§ **Short task**: Determine how many lines below hold the string "Goto". Reply with the number alone.

§ **Recorded data**:

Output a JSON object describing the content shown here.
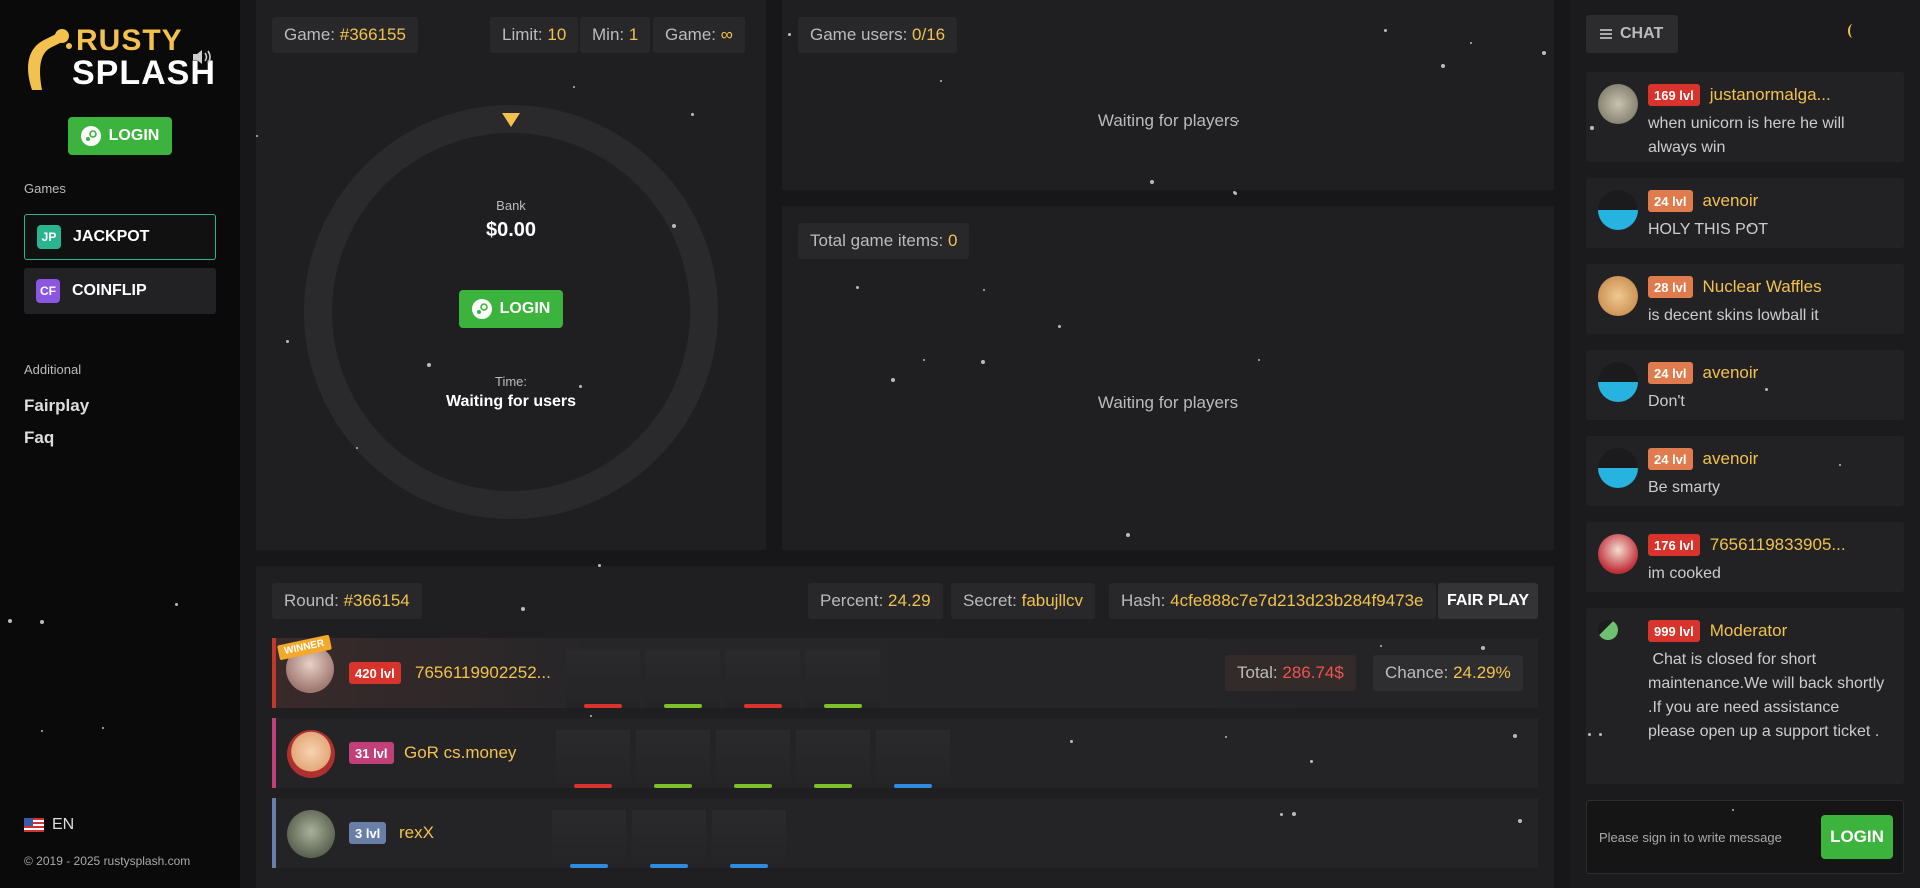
{
  "brand": {
    "line1": "RUSTY",
    "line2": "SPLASH"
  },
  "sidebar": {
    "login_label": "LOGIN",
    "games_heading": "Games",
    "games": [
      {
        "icon": "JP",
        "label": "JACKPOT",
        "color": "#2bb58e"
      },
      {
        "icon": "CF",
        "label": "COINFLIP",
        "color": "#8a56e2"
      }
    ],
    "additional_heading": "Additional",
    "links": [
      "Fairplay",
      "Faq"
    ],
    "language": "EN",
    "copyright": "© 2019 - 2025 rustysplash.com"
  },
  "game": {
    "game_label": "Game:",
    "game_id": "#366155",
    "limit_label": "Limit:",
    "limit": "10",
    "min_label": "Min:",
    "min": "1",
    "game2_label": "Game:",
    "game2_value": "∞",
    "bank_label": "Bank",
    "bank_value": "$0.00",
    "login_label": "LOGIN",
    "time_label": "Time:",
    "time_value": "Waiting for users"
  },
  "users_panel": {
    "label": "Game users:",
    "value": "0/16",
    "waiting": "Waiting for players"
  },
  "items_panel": {
    "label": "Total game items:",
    "value": "0",
    "waiting": "Waiting for players"
  },
  "round": {
    "round_label": "Round:",
    "round_id": "#366154",
    "percent_label": "Percent:",
    "percent": "24.29",
    "secret_label": "Secret:",
    "secret": "fabujllcv",
    "hash_label": "Hash:",
    "hash": "4cfe888c7e7d213d23b284f9473e",
    "fair_play": "FAIR PLAY"
  },
  "players": [
    {
      "winner_badge": "WINNER",
      "level": "420 lvl",
      "name": "7656119902252...",
      "total_label": "Total:",
      "total": "286.74$",
      "chance_label": "Chance:",
      "chance": "24.29%",
      "bar_color": "#c0392b",
      "level_color": "#d9342b",
      "items": [
        "#d9342b",
        "#7cc02a",
        "#d9342b",
        "#7cc02a"
      ]
    },
    {
      "level": "31 lvl",
      "name": "GoR cs.money",
      "bar_color": "#c2407a",
      "level_color": "#c2407a",
      "items": [
        "#d9342b",
        "#7cc02a",
        "#7cc02a",
        "#7cc02a",
        "#2d8be0"
      ]
    },
    {
      "level": "3 lvl",
      "name": "rexX",
      "bar_color": "#6a7fa8",
      "level_color": "#6a7fa8",
      "items": [
        "#2d8be0",
        "#2d8be0",
        "#2d8be0"
      ]
    }
  ],
  "chat": {
    "tab_label": "CHAT",
    "messages": [
      {
        "level": "169 lvl",
        "level_color": "#d9342b",
        "name": "justanormalga...",
        "text": "when unicorn is here he will always win"
      },
      {
        "level": "24 lvl",
        "level_color": "#e07b4e",
        "name": "avenoir",
        "text": "HOLY THIS POT"
      },
      {
        "level": "28 lvl",
        "level_color": "#e07b4e",
        "name": "Nuclear Waffles",
        "text": "is decent skins lowball it"
      },
      {
        "level": "24 lvl",
        "level_color": "#e07b4e",
        "name": "avenoir",
        "text": "Don't"
      },
      {
        "level": "24 lvl",
        "level_color": "#e07b4e",
        "name": "avenoir",
        "text": "Be smarty"
      },
      {
        "level": "176 lvl",
        "level_color": "#d9342b",
        "name": "7656119833905...",
        "text": "im cooked"
      },
      {
        "level": "999 lvl",
        "level_color": "#d9342b",
        "name": "Moderator",
        "text": " Chat is closed for short maintenance.We will back shortly .If you are need assistance please open up a support ticket ."
      }
    ],
    "input_placeholder": "Please sign in to write message",
    "login_label": "LOGIN"
  }
}
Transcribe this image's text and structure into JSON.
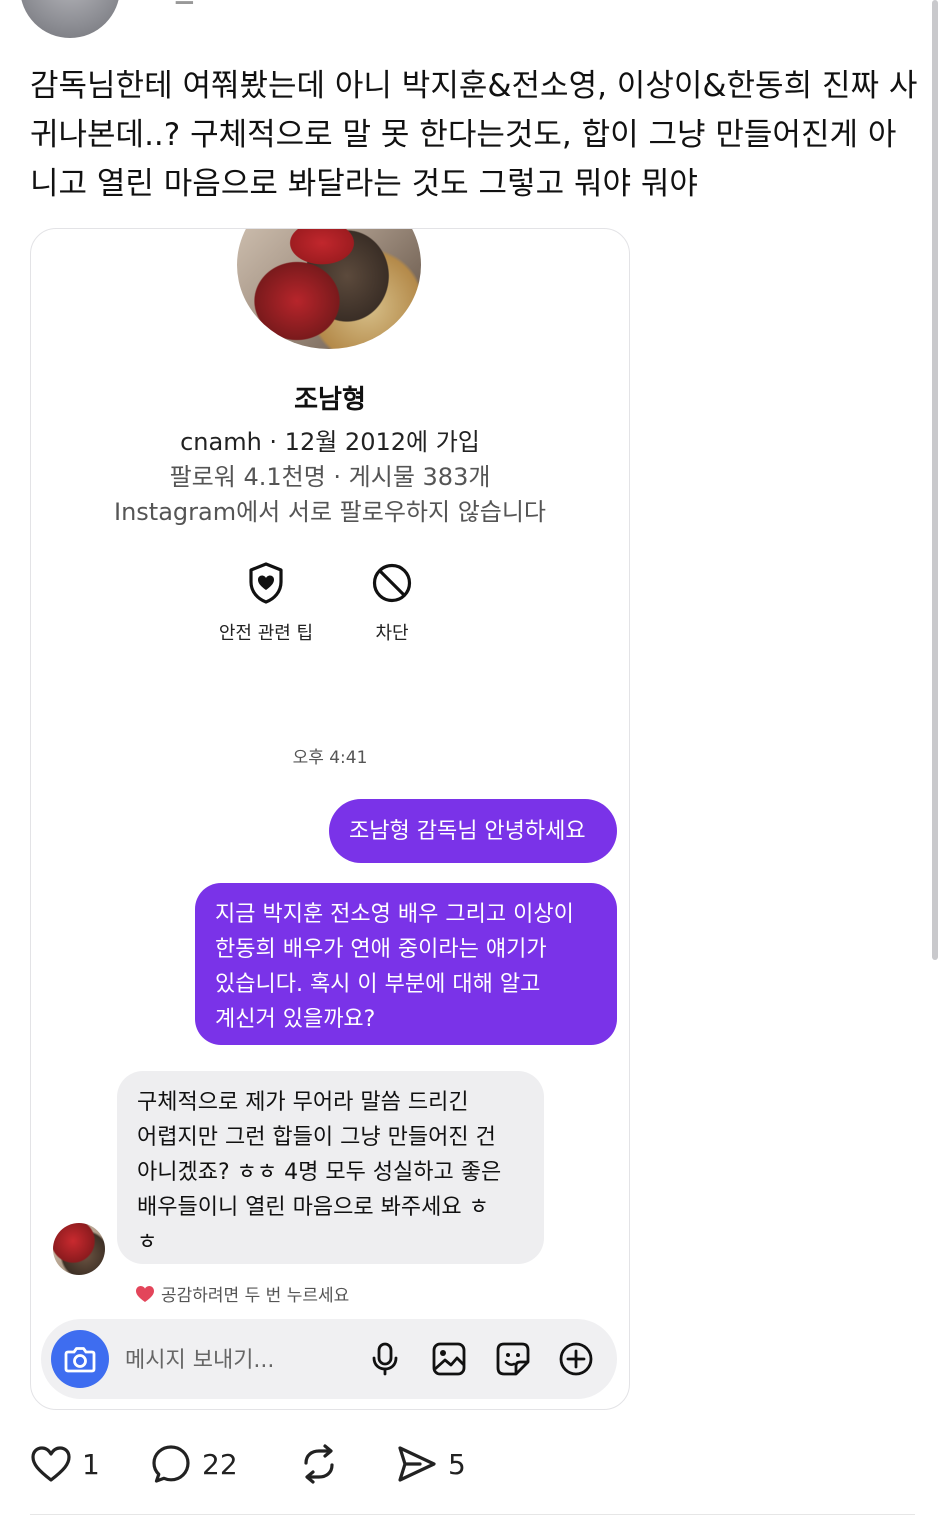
{
  "author": {
    "name_partial": "· ▁ · · · · · · · · ·"
  },
  "post": {
    "text": "감독님한테 여쭤봤는데 아니 박지훈&전소영, 이상이&한동희 진짜 사귀나본데..? 구체적으로 말 못 한다는것도, 합이 그냥 만들어진게 아니고 열린 마음으로 봐달라는 것도 그렇고 뭐야 뭐야"
  },
  "screenshot": {
    "profile": {
      "name": "조남형",
      "handle_joined": "cnamh · 12월 2012에 가입",
      "stats": "팔로워 4.1천명 · 게시물 383개",
      "follow_status": "Instagram에서 서로 팔로우하지 않습니다"
    },
    "actions": {
      "safety_label": "안전 관련 팁",
      "block_label": "차단"
    },
    "timestamp": "오후 4:41",
    "messages": {
      "outgoing_1": "조남형 감독님 안녕하세요",
      "outgoing_2": "지금 박지훈 전소영 배우 그리고 이상이\n한동희 배우가 연애 중이라는 얘기가\n있습니다.  혹시 이 부분에 대해 알고\n계신거 있을까요?",
      "incoming_1": "구체적으로 제가 무어라 말씀 드리긴\n어렵지만 그런 합들이 그냥 만들어진 건\n아니겠죠? ㅎㅎ 4명 모두 성실하고 좋은\n배우들이니 열린 마음으로 봐주세요 ㅎ\nㅎ"
    },
    "like_hint": "공감하려면 두 번 누르세요",
    "composer": {
      "placeholder": "메시지 보내기..."
    }
  },
  "post_actions": {
    "likes": "1",
    "replies": "22",
    "shares": "5"
  },
  "colors": {
    "outgoing_bubble": "#7a33e8",
    "incoming_bubble": "#eeeef0",
    "camera_button": "#3e6df0",
    "heart": "#e3455a"
  }
}
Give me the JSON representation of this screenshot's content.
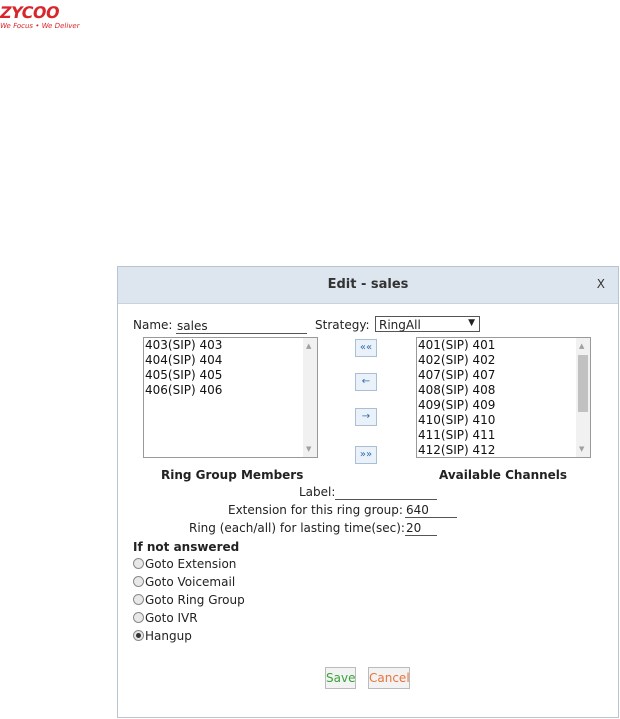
{
  "brand": {
    "logo_text": "ZYCOO",
    "tagline": "We Focus • We Deliver"
  },
  "dialog": {
    "title": "Edit - sales",
    "close_label": "X",
    "name": {
      "label": "Name:",
      "value": "sales"
    },
    "strategy": {
      "label": "Strategy:",
      "selected": "RingAll"
    },
    "members": {
      "caption": "Ring Group Members",
      "items": [
        "403(SIP) 403",
        "404(SIP) 404",
        "405(SIP) 405",
        "406(SIP) 406"
      ]
    },
    "available": {
      "caption": "Available Channels",
      "items": [
        "401(SIP) 401",
        "402(SIP) 402",
        "407(SIP) 407",
        "408(SIP) 408",
        "409(SIP) 409",
        "410(SIP) 410",
        "411(SIP) 411",
        "412(SIP) 412"
      ]
    },
    "move_buttons": {
      "add_all": "«",
      "move_left": "←",
      "move_right": "→",
      "remove_all": "»"
    },
    "label_field": {
      "label": "Label:",
      "value": ""
    },
    "extension": {
      "label": "Extension for this ring group:",
      "value": "640"
    },
    "ring_time": {
      "label": "Ring (each/all) for lasting time(sec):",
      "value": "20"
    },
    "not_answered": {
      "heading": "If not answered",
      "options": [
        "Goto Extension",
        "Goto Voicemail",
        "Goto Ring Group",
        "Goto IVR",
        "Hangup"
      ],
      "selected": "Hangup"
    },
    "save_label": "Save",
    "cancel_label": "Cancel"
  },
  "colors": {
    "header_bg": "#dde6ef",
    "brand_red": "#d9262c",
    "save_green": "#3aa33a",
    "cancel_orange": "#e8743b"
  }
}
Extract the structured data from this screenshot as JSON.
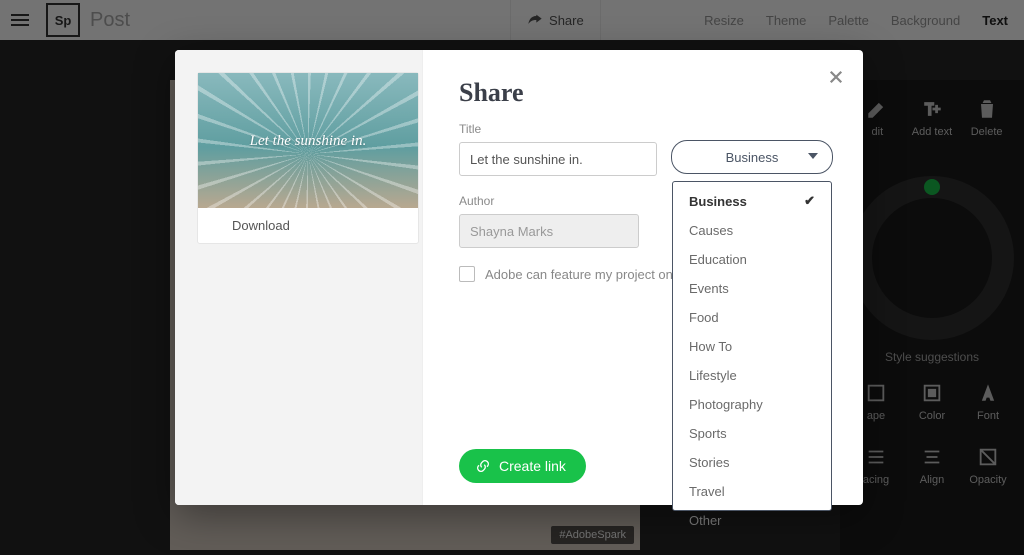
{
  "app": {
    "logo": "Sp",
    "product": "Post"
  },
  "topbar": {
    "share": "Share",
    "menu": {
      "resize": "Resize",
      "theme": "Theme",
      "palette": "Palette",
      "background": "Background",
      "text": "Text"
    }
  },
  "sidebar": {
    "row1": {
      "edit": "dit",
      "addtext": "Add text",
      "delete": "Delete"
    },
    "suggestions": "Style suggestions",
    "row2": {
      "shape": "ape",
      "color": "Color",
      "font": "Font"
    },
    "row3": {
      "spacing": "acing",
      "align": "Align",
      "opacity": "Opacity"
    }
  },
  "canvas": {
    "tag": "#AdobeSpark"
  },
  "modal": {
    "header": "Share",
    "title_label": "Title",
    "title_value": "Let the sunshine in.",
    "author_label": "Author",
    "author_value": "Shayna Marks",
    "feature_label": "Adobe can feature my project on their website",
    "create_link": "Create link",
    "download": "Download",
    "thumb_text": "Let the sunshine in.",
    "dropdown": {
      "selected": "Business",
      "options": [
        "Business",
        "Causes",
        "Education",
        "Events",
        "Food",
        "How To",
        "Lifestyle",
        "Photography",
        "Sports",
        "Stories",
        "Travel",
        "Other"
      ]
    }
  }
}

§ **Task result**: 4